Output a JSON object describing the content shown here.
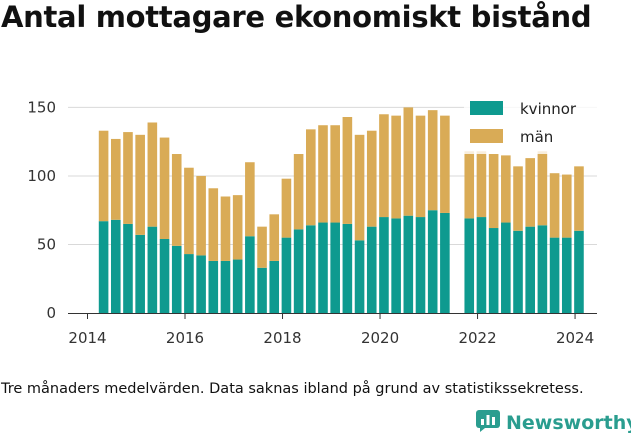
{
  "title": "Antal mottagare ekonomiskt bistånd",
  "footnote": "Tre månaders medelvärden. Data saknas ibland på grund av statistikssekretess.",
  "brand": "Newsworthy",
  "colors": {
    "kvinnor": "#0e9a8f",
    "man": "#d9ab56",
    "grid": "#d9d9d9",
    "axis": "#333333",
    "brand": "#2a9d8f"
  },
  "chart_data": {
    "type": "bar",
    "stacked": true,
    "title": "Antal mottagare ekonomiskt bistånd",
    "xlabel": "",
    "ylabel": "",
    "ylim": [
      0,
      170
    ],
    "xlim": [
      2013.6,
      2024.45
    ],
    "grid": true,
    "legend_position": "top-right",
    "x_ticks": [
      "2014",
      "2016",
      "2018",
      "2020",
      "2022",
      "2024"
    ],
    "y_ticks": [
      "0",
      "50",
      "100",
      "150"
    ],
    "x": [
      2014.33,
      2014.58,
      2014.83,
      2015.08,
      2015.33,
      2015.58,
      2015.83,
      2016.08,
      2016.33,
      2016.58,
      2016.83,
      2017.08,
      2017.33,
      2017.58,
      2017.83,
      2018.08,
      2018.33,
      2018.58,
      2018.83,
      2019.08,
      2019.33,
      2019.58,
      2019.83,
      2020.08,
      2020.33,
      2020.58,
      2020.83,
      2021.08,
      2021.33,
      2021.83,
      2022.08,
      2022.33,
      2022.58,
      2022.83,
      2023.08,
      2023.33,
      2023.58,
      2023.83,
      2024.08
    ],
    "series": [
      {
        "name": "kvinnor",
        "values": [
          67,
          68,
          65,
          57,
          63,
          54,
          49,
          43,
          42,
          38,
          38,
          39,
          56,
          33,
          38,
          55,
          61,
          64,
          66,
          66,
          65,
          53,
          63,
          70,
          69,
          71,
          70,
          75,
          73,
          69,
          70,
          62,
          66,
          60,
          63,
          64,
          55,
          55,
          60
        ]
      },
      {
        "name": "män",
        "values": [
          66,
          59,
          67,
          73,
          76,
          74,
          67,
          63,
          58,
          53,
          47,
          47,
          54,
          30,
          34,
          43,
          55,
          70,
          71,
          71,
          78,
          77,
          70,
          75,
          75,
          79,
          74,
          73,
          71,
          49,
          48,
          54,
          49,
          47,
          50,
          54,
          47,
          46,
          47
        ]
      }
    ]
  }
}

# EXERCISE TASK
Using the records above, find and show each line with the string "title".

# WRITTEN SOLUTION
  "title": "Antal mottagare ekonomiskt bistånd",
    "title": "Antal mottagare ekonomiskt bistånd",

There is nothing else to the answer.